### [Work to complete]
Write out the records again, exactly, leaving none out.

============================================================

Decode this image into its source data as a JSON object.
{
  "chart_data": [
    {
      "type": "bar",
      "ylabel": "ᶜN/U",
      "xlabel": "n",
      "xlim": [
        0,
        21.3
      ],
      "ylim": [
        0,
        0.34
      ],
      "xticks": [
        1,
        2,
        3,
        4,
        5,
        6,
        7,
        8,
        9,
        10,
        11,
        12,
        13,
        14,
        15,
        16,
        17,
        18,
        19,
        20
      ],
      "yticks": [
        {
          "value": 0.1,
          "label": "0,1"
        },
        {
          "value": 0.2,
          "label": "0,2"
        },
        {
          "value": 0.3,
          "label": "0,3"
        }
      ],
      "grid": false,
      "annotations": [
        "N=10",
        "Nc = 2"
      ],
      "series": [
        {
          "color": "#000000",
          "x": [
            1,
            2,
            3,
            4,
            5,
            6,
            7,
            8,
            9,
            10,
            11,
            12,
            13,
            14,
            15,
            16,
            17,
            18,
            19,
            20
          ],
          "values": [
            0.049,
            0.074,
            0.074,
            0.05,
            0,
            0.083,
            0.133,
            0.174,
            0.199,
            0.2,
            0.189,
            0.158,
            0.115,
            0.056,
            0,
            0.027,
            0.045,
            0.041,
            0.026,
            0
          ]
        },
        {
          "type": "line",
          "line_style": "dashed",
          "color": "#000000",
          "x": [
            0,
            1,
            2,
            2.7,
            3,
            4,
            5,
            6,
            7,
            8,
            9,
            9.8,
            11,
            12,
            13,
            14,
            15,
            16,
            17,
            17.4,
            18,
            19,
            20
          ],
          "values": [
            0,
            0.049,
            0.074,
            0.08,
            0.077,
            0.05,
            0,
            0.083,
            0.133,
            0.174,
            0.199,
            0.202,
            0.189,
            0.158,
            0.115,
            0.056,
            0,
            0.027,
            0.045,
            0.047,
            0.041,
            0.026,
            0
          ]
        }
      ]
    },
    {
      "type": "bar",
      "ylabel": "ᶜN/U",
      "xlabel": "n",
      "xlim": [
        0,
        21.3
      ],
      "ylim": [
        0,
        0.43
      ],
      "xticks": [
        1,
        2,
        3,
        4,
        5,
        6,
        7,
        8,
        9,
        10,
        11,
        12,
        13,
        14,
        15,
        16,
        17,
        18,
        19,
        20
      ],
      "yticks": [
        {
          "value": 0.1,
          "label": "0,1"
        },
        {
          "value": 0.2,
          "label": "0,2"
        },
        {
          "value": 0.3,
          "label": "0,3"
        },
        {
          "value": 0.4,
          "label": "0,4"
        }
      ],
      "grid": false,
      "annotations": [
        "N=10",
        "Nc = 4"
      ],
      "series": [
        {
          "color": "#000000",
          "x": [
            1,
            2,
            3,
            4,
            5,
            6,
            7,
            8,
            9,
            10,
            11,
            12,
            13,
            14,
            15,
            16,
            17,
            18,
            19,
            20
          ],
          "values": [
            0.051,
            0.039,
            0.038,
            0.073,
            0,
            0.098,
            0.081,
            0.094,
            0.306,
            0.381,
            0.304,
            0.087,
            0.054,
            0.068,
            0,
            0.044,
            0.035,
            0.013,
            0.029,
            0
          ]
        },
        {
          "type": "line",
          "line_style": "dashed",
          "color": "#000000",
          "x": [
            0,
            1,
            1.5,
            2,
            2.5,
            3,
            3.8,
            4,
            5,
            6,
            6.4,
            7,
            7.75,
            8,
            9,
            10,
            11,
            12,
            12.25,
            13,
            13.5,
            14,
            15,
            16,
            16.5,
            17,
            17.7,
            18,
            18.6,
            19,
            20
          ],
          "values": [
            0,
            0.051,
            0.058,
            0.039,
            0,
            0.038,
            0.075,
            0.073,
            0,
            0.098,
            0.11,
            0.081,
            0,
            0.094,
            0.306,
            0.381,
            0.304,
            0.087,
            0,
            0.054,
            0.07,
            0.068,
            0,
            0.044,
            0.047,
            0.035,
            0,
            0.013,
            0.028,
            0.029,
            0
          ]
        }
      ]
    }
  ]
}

============================================================

### [Result for this exercise]
Decode this image into its source data as a JSON object.
{
  "chart_data": [
    {
      "type": "bar",
      "ylabel": "ᶜN/U",
      "xlabel": "n",
      "xlim": [
        0,
        21.3
      ],
      "ylim": [
        0,
        0.34
      ],
      "xticks": [
        1,
        2,
        3,
        4,
        5,
        6,
        7,
        8,
        9,
        10,
        11,
        12,
        13,
        14,
        15,
        16,
        17,
        18,
        19,
        20
      ],
      "yticks": [
        {
          "value": 0.1,
          "label": "0,1"
        },
        {
          "value": 0.2,
          "label": "0,2"
        },
        {
          "value": 0.3,
          "label": "0,3"
        }
      ],
      "grid": false,
      "annotations": [
        "N=10",
        "Nc = 2"
      ],
      "series": [
        {
          "color": "#000000",
          "x": [
            1,
            2,
            3,
            4,
            5,
            6,
            7,
            8,
            9,
            10,
            11,
            12,
            13,
            14,
            15,
            16,
            17,
            18,
            19,
            20
          ],
          "values": [
            0.049,
            0.074,
            0.074,
            0.05,
            0,
            0.083,
            0.133,
            0.174,
            0.199,
            0.2,
            0.189,
            0.158,
            0.115,
            0.056,
            0,
            0.027,
            0.045,
            0.041,
            0.026,
            0
          ]
        },
        {
          "type": "line",
          "line_style": "dashed",
          "color": "#000000",
          "x": [
            0,
            1,
            2,
            2.7,
            3,
            4,
            5,
            6,
            7,
            8,
            9,
            9.8,
            11,
            12,
            13,
            14,
            15,
            16,
            17,
            17.4,
            18,
            19,
            20
          ],
          "values": [
            0,
            0.049,
            0.074,
            0.08,
            0.077,
            0.05,
            0,
            0.083,
            0.133,
            0.174,
            0.199,
            0.202,
            0.189,
            0.158,
            0.115,
            0.056,
            0,
            0.027,
            0.045,
            0.047,
            0.041,
            0.026,
            0
          ]
        }
      ]
    },
    {
      "type": "bar",
      "ylabel": "ᶜN/U",
      "xlabel": "n",
      "xlim": [
        0,
        21.3
      ],
      "ylim": [
        0,
        0.43
      ],
      "xticks": [
        1,
        2,
        3,
        4,
        5,
        6,
        7,
        8,
        9,
        10,
        11,
        12,
        13,
        14,
        15,
        16,
        17,
        18,
        19,
        20
      ],
      "yticks": [
        {
          "value": 0.1,
          "label": "0,1"
        },
        {
          "value": 0.2,
          "label": "0,2"
        },
        {
          "value": 0.3,
          "label": "0,3"
        },
        {
          "value": 0.4,
          "label": "0,4"
        }
      ],
      "grid": false,
      "annotations": [
        "N=10",
        "Nc = 4"
      ],
      "series": [
        {
          "color": "#000000",
          "x": [
            1,
            2,
            3,
            4,
            5,
            6,
            7,
            8,
            9,
            10,
            11,
            12,
            13,
            14,
            15,
            16,
            17,
            18,
            19,
            20
          ],
          "values": [
            0.051,
            0.039,
            0.038,
            0.073,
            0,
            0.098,
            0.081,
            0.094,
            0.306,
            0.381,
            0.304,
            0.087,
            0.054,
            0.068,
            0,
            0.044,
            0.035,
            0.013,
            0.029,
            0
          ]
        },
        {
          "type": "line",
          "line_style": "dashed",
          "color": "#000000",
          "x": [
            0,
            1,
            1.5,
            2,
            2.5,
            3,
            3.8,
            4,
            5,
            6,
            6.4,
            7,
            7.75,
            8,
            9,
            10,
            11,
            12,
            12.25,
            13,
            13.5,
            14,
            15,
            16,
            16.5,
            17,
            17.7,
            18,
            18.6,
            19,
            20
          ],
          "values": [
            0,
            0.051,
            0.058,
            0.039,
            0,
            0.038,
            0.075,
            0.073,
            0,
            0.098,
            0.11,
            0.081,
            0,
            0.094,
            0.306,
            0.381,
            0.304,
            0.087,
            0,
            0.054,
            0.07,
            0.068,
            0,
            0.044,
            0.047,
            0.035,
            0,
            0.013,
            0.028,
            0.029,
            0
          ]
        }
      ]
    }
  ]
}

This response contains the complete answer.